Rows from a dataset

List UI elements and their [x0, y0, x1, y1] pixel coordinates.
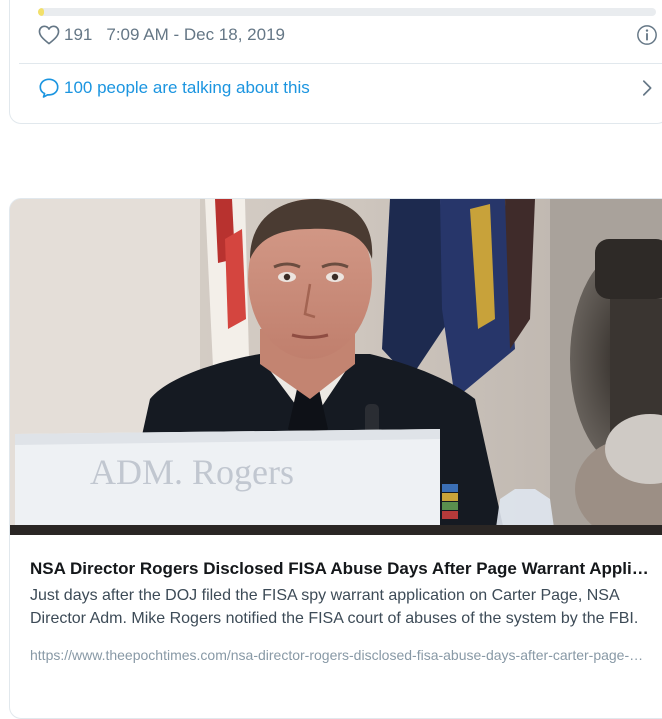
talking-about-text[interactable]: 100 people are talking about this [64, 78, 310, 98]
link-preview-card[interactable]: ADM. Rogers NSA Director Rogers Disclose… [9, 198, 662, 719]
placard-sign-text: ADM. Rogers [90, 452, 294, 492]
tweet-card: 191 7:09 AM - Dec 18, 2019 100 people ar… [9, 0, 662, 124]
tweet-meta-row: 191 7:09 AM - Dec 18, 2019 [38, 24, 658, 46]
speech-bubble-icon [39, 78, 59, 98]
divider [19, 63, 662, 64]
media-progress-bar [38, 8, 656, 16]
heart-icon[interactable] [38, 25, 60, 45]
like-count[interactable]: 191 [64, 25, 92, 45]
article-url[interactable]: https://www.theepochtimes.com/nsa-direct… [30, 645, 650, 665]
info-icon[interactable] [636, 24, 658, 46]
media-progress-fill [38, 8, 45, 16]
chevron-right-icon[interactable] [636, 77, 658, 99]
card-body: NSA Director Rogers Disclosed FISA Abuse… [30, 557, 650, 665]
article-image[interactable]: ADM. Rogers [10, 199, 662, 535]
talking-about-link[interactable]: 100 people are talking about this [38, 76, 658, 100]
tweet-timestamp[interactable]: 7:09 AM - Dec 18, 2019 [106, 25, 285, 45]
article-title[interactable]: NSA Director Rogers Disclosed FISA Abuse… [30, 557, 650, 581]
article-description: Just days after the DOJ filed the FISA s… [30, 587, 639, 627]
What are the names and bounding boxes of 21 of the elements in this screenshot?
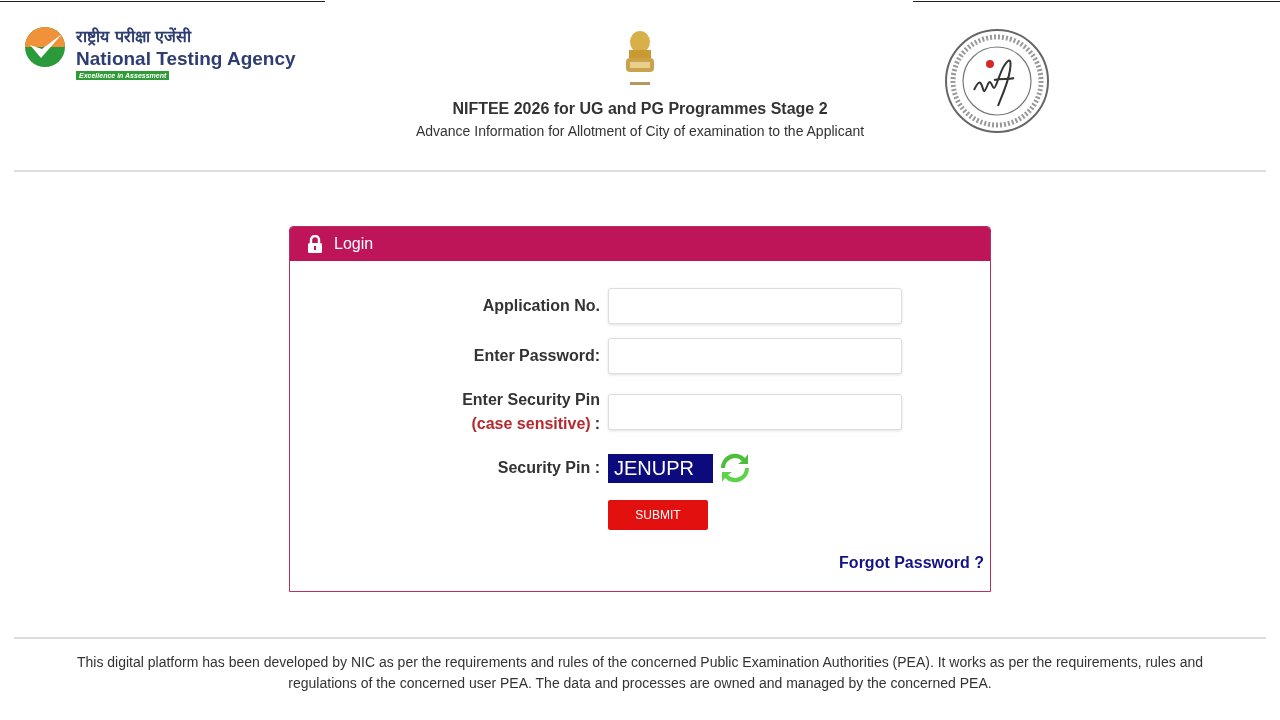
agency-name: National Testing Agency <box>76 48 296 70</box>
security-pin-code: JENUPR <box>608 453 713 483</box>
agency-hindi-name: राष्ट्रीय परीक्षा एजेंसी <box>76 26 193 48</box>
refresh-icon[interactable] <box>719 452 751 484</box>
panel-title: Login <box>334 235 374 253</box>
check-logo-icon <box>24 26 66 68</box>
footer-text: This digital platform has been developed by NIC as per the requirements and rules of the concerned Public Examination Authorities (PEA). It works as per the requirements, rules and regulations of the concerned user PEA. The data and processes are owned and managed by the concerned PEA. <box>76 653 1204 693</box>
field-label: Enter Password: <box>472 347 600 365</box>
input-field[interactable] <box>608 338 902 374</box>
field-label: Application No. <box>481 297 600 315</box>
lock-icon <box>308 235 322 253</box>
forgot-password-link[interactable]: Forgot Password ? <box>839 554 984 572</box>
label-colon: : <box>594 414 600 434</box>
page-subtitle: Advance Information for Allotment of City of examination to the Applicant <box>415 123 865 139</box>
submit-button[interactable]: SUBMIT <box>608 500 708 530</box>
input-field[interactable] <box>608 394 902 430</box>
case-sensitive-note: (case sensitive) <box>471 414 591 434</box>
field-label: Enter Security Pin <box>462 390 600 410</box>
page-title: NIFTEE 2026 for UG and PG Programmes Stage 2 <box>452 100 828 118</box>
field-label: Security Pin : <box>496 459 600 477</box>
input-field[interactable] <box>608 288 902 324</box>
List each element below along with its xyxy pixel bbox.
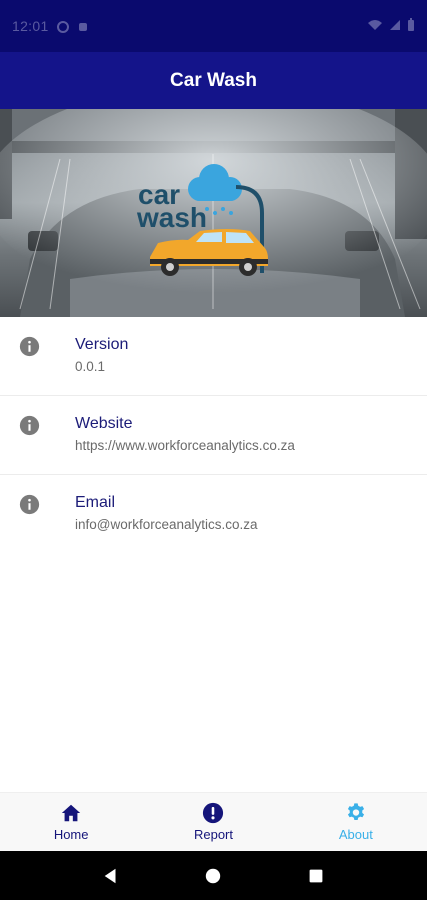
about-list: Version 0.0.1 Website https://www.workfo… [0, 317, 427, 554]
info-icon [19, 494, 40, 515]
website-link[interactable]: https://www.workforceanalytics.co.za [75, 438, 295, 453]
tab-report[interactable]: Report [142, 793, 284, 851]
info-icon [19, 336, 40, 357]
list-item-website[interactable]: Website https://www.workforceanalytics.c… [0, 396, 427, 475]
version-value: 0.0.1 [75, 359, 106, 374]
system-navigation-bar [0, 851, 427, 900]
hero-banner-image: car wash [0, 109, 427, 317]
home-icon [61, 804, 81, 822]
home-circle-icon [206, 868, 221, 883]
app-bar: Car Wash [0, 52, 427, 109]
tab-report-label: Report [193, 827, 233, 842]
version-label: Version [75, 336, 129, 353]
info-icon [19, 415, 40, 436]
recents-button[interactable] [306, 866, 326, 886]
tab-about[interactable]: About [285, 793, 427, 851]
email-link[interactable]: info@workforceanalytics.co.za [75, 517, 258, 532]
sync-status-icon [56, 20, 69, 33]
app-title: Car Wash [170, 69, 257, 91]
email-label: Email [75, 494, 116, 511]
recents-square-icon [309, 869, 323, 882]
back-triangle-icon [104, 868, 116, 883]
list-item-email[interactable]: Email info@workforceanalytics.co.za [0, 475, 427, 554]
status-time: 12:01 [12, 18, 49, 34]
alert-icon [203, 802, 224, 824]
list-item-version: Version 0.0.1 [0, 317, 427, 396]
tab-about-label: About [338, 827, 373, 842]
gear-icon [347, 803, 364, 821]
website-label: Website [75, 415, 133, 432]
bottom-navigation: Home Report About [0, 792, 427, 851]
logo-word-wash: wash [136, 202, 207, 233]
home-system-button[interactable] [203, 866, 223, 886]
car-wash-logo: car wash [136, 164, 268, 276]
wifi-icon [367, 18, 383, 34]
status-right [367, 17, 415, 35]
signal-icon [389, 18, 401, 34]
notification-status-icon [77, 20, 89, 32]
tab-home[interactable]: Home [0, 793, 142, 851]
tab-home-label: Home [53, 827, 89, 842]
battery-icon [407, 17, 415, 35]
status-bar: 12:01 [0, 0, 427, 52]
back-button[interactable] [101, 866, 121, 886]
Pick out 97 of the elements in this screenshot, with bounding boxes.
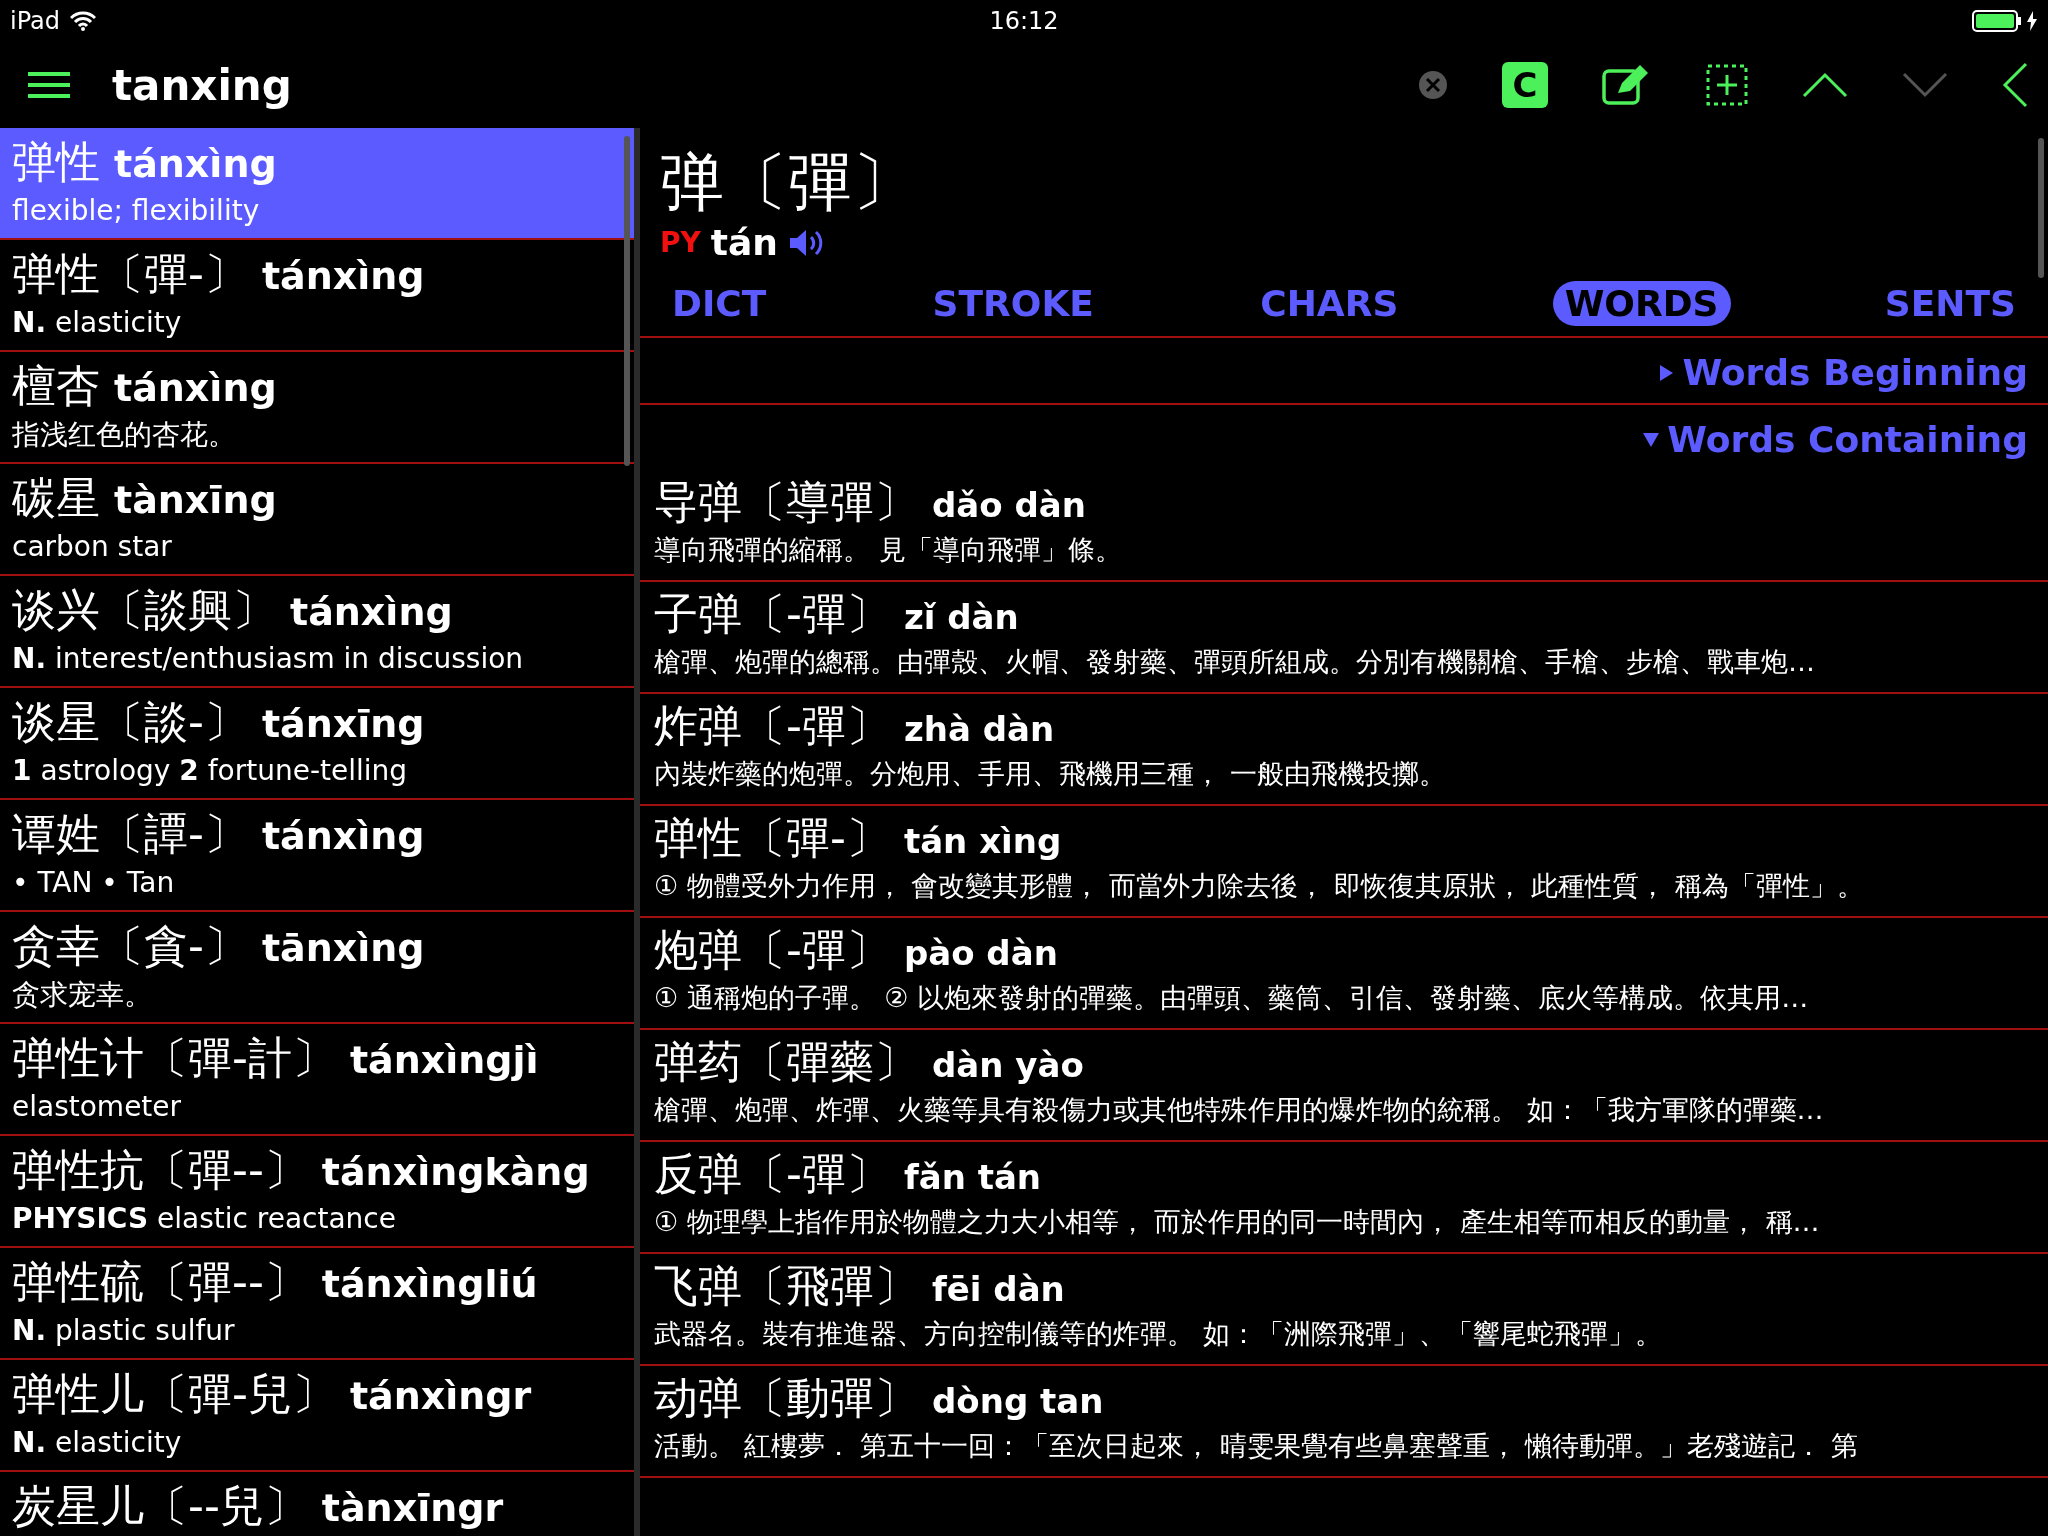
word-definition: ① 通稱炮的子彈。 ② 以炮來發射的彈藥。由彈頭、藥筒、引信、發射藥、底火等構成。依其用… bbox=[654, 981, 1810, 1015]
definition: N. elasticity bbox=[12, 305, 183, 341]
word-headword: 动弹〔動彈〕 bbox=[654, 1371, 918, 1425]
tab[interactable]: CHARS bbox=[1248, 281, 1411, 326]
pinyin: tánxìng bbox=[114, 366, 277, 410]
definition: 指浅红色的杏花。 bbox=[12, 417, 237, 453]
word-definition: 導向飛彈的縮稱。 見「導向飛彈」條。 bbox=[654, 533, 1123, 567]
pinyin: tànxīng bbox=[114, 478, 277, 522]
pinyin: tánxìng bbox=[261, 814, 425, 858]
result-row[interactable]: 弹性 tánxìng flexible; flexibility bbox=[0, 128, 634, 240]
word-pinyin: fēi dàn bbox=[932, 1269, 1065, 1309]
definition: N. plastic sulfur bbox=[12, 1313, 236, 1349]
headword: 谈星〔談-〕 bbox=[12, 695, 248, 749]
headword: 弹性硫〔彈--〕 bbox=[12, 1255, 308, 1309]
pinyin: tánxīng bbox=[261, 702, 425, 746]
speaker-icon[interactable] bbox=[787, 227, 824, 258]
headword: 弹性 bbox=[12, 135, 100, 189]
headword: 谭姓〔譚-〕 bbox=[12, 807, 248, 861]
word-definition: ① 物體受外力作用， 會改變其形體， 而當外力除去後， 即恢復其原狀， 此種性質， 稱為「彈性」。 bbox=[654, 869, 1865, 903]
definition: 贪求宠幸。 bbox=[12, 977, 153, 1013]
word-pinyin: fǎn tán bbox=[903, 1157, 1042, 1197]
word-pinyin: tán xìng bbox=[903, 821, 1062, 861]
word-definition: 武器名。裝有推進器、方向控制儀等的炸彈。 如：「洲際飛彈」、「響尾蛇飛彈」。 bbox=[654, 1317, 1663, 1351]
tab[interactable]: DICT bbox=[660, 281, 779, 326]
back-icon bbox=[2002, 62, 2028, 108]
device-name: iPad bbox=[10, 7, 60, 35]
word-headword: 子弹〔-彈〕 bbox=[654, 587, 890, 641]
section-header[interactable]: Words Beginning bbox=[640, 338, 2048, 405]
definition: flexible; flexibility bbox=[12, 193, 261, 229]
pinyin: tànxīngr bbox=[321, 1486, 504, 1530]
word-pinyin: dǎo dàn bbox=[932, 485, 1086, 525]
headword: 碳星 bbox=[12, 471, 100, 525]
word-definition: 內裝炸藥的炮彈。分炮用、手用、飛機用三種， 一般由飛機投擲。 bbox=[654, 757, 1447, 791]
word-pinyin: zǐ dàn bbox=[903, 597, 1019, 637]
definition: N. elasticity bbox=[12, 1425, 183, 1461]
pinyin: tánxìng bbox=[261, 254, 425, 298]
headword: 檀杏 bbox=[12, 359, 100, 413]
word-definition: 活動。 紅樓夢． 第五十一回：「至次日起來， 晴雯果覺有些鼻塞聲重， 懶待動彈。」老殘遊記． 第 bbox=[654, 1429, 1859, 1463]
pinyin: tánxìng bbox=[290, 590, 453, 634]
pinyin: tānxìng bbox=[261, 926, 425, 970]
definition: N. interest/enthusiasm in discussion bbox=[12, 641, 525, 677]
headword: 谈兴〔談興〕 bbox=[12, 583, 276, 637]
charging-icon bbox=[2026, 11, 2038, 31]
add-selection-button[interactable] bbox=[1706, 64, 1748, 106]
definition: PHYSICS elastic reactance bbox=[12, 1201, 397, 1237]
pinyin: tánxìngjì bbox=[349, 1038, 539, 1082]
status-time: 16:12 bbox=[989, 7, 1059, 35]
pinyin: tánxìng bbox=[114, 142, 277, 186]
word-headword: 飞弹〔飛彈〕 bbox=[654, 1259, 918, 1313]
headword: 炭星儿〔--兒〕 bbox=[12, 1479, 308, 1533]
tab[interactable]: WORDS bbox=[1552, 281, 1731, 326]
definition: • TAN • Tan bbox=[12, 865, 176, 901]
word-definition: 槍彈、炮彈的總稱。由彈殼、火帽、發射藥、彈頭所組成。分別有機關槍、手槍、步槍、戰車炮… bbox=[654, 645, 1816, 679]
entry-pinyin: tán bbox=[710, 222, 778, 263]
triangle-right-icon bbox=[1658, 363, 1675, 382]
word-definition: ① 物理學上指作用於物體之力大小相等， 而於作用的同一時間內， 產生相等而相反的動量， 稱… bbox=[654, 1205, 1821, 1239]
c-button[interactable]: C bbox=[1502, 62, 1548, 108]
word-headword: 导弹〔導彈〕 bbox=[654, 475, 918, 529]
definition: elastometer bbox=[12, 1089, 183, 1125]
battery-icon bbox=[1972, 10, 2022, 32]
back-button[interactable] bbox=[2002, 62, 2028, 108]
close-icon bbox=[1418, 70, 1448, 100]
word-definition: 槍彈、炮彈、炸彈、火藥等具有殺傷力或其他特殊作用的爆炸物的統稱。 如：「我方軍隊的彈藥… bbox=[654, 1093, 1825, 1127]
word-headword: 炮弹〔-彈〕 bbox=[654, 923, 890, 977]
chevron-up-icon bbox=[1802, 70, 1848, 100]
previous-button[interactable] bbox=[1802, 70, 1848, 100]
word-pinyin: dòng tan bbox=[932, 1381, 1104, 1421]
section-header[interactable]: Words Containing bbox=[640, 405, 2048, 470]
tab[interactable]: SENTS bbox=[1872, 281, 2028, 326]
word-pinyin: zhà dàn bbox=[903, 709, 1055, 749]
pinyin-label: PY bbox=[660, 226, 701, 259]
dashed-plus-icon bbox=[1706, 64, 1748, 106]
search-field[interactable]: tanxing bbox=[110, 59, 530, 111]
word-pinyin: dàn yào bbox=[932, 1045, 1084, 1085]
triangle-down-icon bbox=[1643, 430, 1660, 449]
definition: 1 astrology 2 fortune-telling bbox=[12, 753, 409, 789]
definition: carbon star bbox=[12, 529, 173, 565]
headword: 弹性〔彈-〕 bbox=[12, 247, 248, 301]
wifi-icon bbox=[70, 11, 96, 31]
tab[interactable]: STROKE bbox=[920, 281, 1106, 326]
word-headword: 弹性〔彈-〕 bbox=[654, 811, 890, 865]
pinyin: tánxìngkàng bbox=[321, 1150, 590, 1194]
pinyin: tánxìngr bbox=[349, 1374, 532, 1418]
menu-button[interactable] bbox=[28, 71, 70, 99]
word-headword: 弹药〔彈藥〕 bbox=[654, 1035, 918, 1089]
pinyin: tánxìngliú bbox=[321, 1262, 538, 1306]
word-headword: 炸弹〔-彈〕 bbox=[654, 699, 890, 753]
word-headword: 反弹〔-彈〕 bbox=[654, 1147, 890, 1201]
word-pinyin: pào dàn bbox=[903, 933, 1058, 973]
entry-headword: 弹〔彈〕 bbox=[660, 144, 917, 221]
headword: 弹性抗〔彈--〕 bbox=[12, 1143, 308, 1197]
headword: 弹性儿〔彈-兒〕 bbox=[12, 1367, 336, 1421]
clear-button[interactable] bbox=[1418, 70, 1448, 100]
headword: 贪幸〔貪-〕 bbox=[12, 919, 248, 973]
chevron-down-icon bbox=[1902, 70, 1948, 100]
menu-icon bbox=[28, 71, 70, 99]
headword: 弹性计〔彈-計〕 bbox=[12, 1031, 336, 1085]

» What to do
Please rewrite the lines from the one containing "agency-name: National Testing" through the one containing "input-field[interactable] <box>608 338", inclusive, as a JSON list of strings with one string per line, leaving out any blank lines.

» Expected answer
[
  "agency-name: National Testing Agency <box>76 48 296 70</box>",
  "security-pin-code: JENUPR <box>608 453 713 483</box>",
  "agency-hindi-name: राष्ट्रीय परीक्षा एजेंसी <box>76 26 193 48</box>",
  "refresh-icon[interactable] <box>719 452 751 484</box>",
  "panel-title: Login <box>334 235 374 253</box>",
  "check-logo-icon <box>24 26 66 68</box>",
  "footer-text: This digital platform has been developed by NIC as per the requirements and rules of the concerned Public Examination Authorities (PEA). It works as per the requirements, rules and regulations of the concerned user PEA. The data and processes are owned and managed by the concerned PEA. <box>76 653 1204 693</box>",
  "field-label: Enter Password: <box>472 347 600 365</box>",
  "input-field[interactable] <box>608 338 902 374</box>"
]